» Goal
Drop every picture and give the entries back exactly.

--- BEGIN Available data ---

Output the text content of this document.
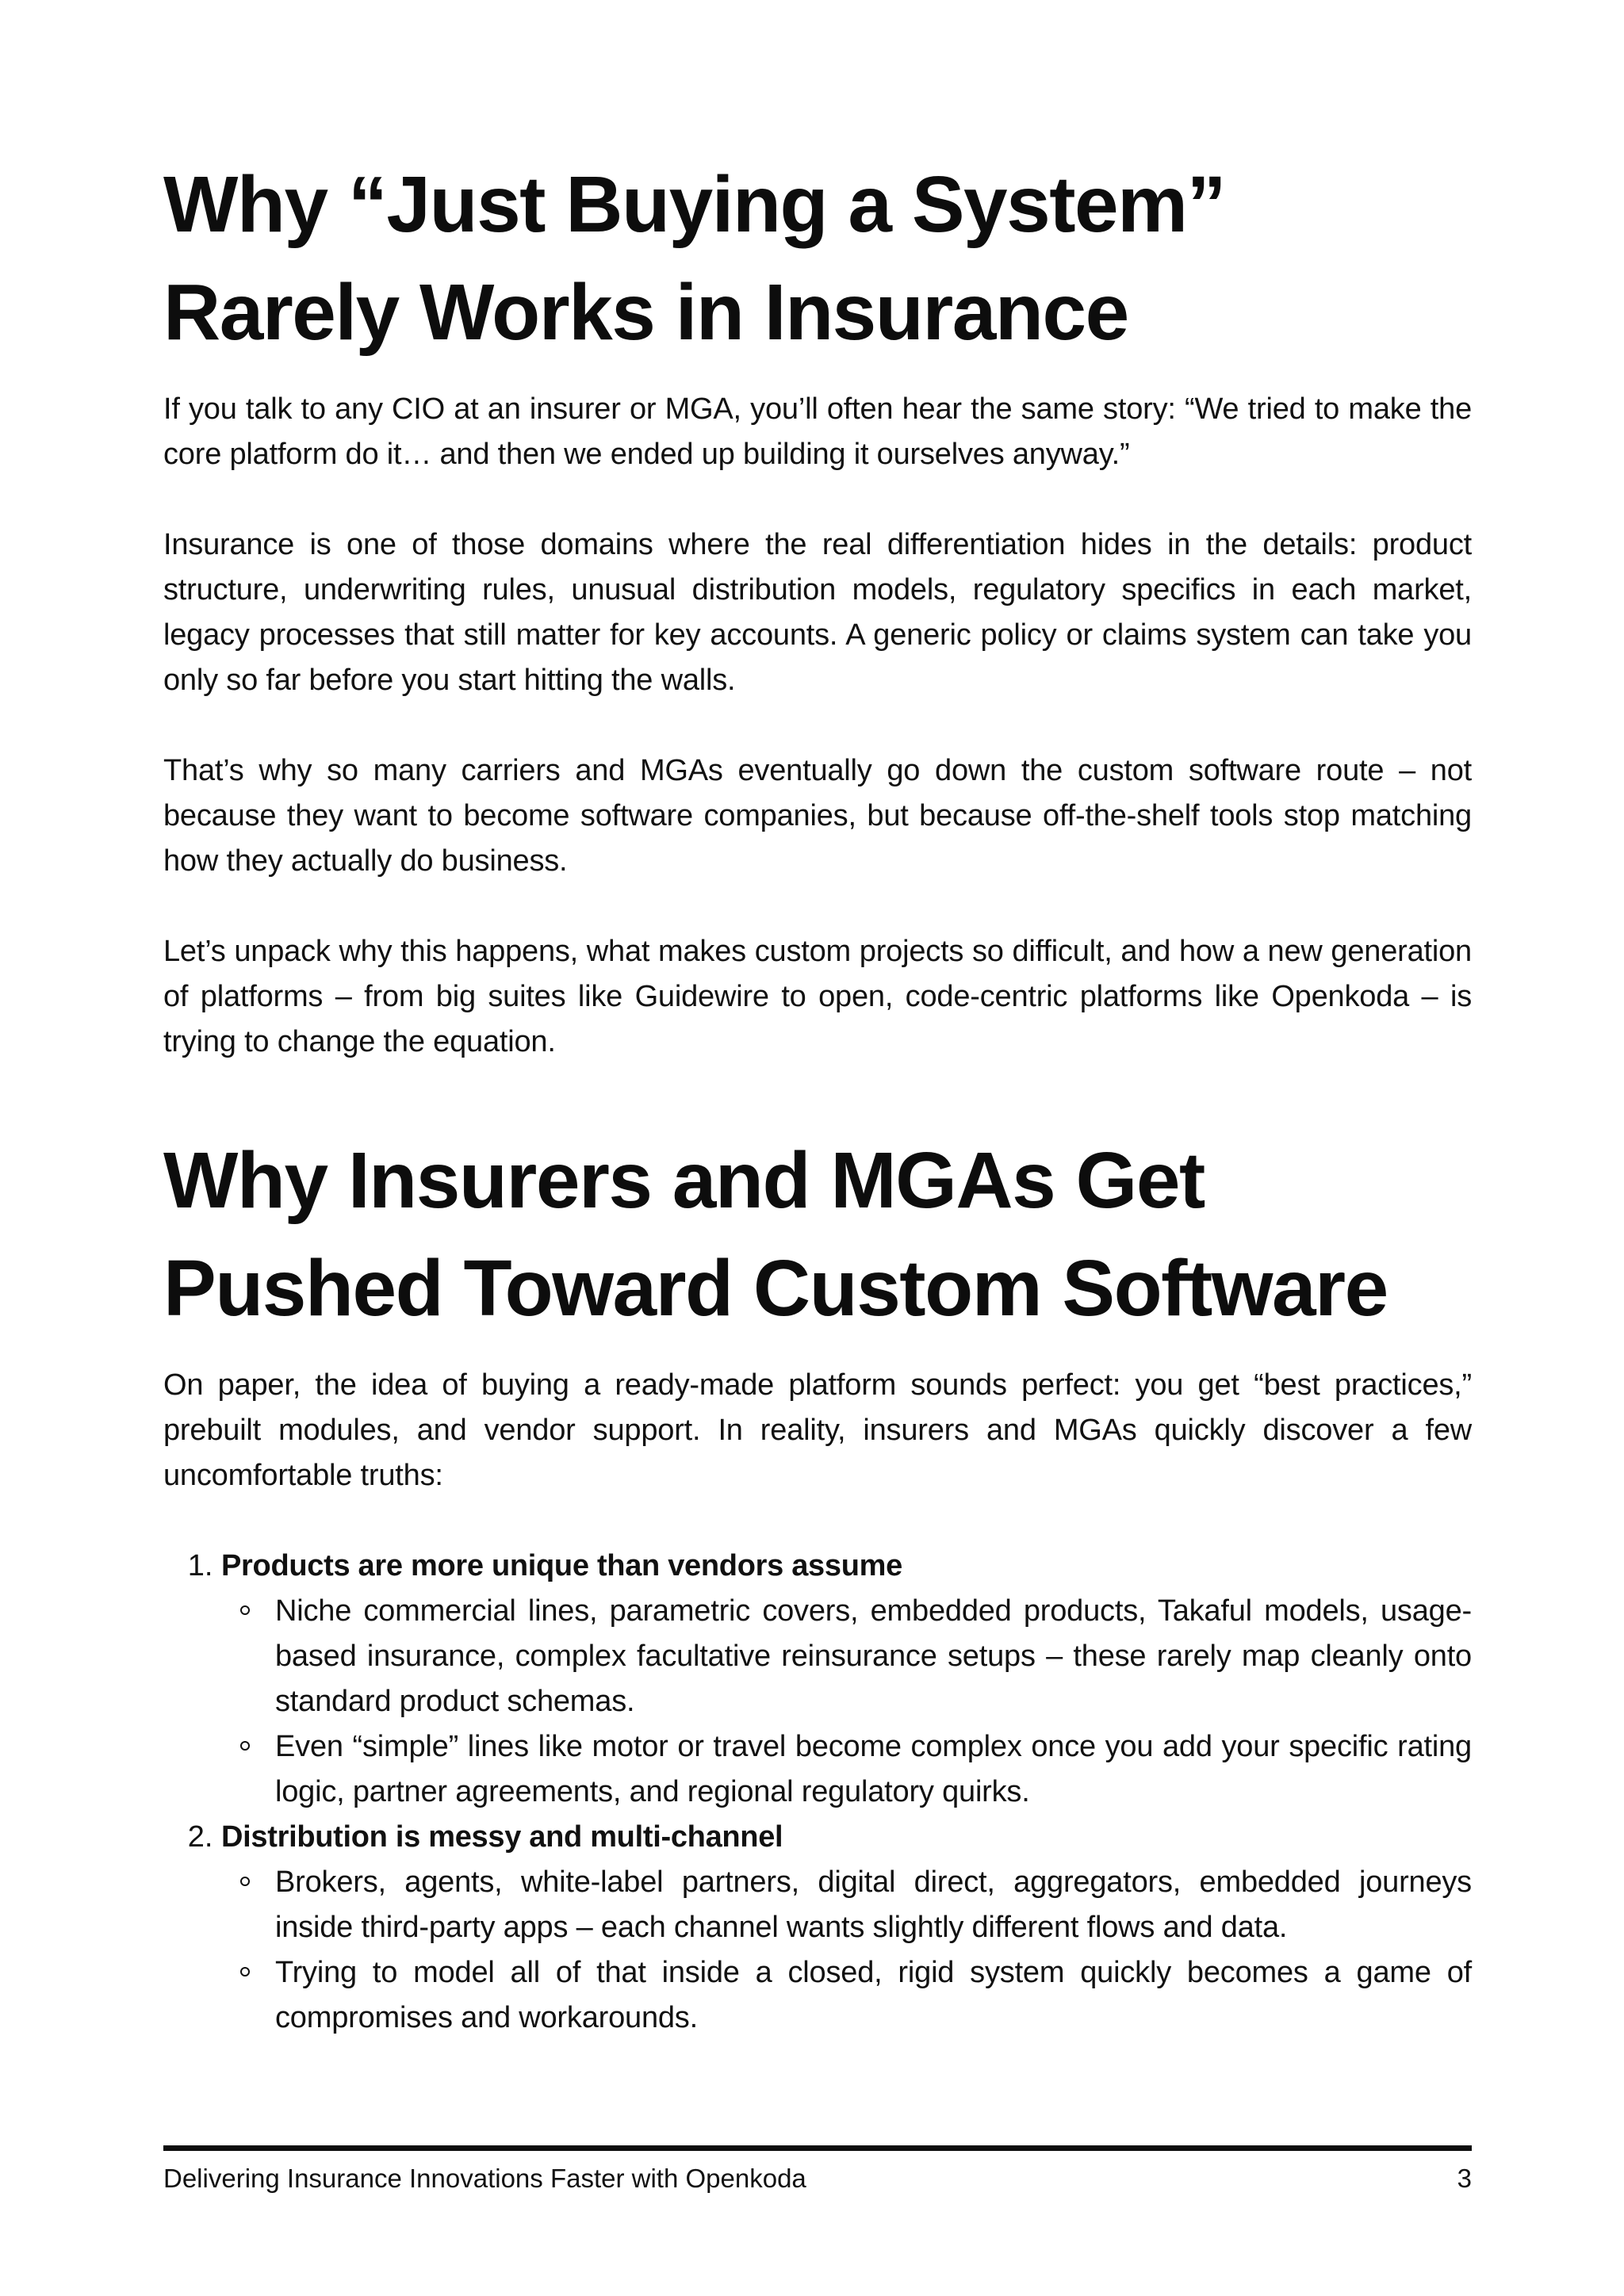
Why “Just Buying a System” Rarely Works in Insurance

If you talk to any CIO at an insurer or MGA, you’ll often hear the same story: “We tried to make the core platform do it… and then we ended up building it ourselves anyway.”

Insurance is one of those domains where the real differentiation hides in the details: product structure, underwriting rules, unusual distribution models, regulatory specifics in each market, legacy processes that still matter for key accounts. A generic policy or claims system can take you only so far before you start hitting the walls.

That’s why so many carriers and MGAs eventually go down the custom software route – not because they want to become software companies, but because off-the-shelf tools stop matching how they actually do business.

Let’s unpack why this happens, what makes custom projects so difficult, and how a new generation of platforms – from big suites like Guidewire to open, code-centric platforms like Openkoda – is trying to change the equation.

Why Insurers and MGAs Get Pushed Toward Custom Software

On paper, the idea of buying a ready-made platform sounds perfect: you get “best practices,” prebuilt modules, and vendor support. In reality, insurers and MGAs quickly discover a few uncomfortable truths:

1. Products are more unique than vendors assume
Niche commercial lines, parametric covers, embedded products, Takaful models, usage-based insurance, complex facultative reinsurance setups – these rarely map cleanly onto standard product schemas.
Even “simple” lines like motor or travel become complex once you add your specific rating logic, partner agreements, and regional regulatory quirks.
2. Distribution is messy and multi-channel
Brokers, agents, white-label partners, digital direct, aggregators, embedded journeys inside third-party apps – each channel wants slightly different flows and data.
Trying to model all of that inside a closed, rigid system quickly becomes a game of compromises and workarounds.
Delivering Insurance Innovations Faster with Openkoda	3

--- END Available data ---

» Reply
Output the text content of this document.
Why “Just Buying a System” Rarely Works in Insurance

If you talk to any CIO at an insurer or MGA, you’ll often hear the same story: “We tried to make the core platform do it… and then we ended up building it ourselves anyway.”

Insurance is one of those domains where the real differentiation hides in the details: product structure, underwriting rules, unusual distribution models, regulatory specifics in each market, legacy processes that still matter for key accounts. A generic policy or claims system can take you only so far before you start hitting the walls.

That’s why so many carriers and MGAs eventually go down the custom software route – not because they want to become software companies, but because off-the-shelf tools stop matching how they actually do business.

Let’s unpack why this happens, what makes custom projects so difficult, and how a new generation of platforms – from big suites like Guidewire to open, code-centric platforms like Openkoda – is trying to change the equation.

Why Insurers and MGAs Get Pushed Toward Custom Software

On paper, the idea of buying a ready-made platform sounds perfect: you get “best practices,” prebuilt modules, and vendor support. In reality, insurers and MGAs quickly discover a few uncomfortable truths:

1. Products are more unique than vendors assume
Niche commercial lines, parametric covers, embedded products, Takaful models, usage-based insurance, complex facultative reinsurance setups – these rarely map cleanly onto standard product schemas.
Even “simple” lines like motor or travel become complex once you add your specific rating logic, partner agreements, and regional regulatory quirks.
2. Distribution is messy and multi-channel
Brokers, agents, white-label partners, digital direct, aggregators, embedded journeys inside third-party apps – each channel wants slightly different flows and data.
Trying to model all of that inside a closed, rigid system quickly becomes a game of compromises and workarounds.
Delivering Insurance Innovations Faster with Openkoda	3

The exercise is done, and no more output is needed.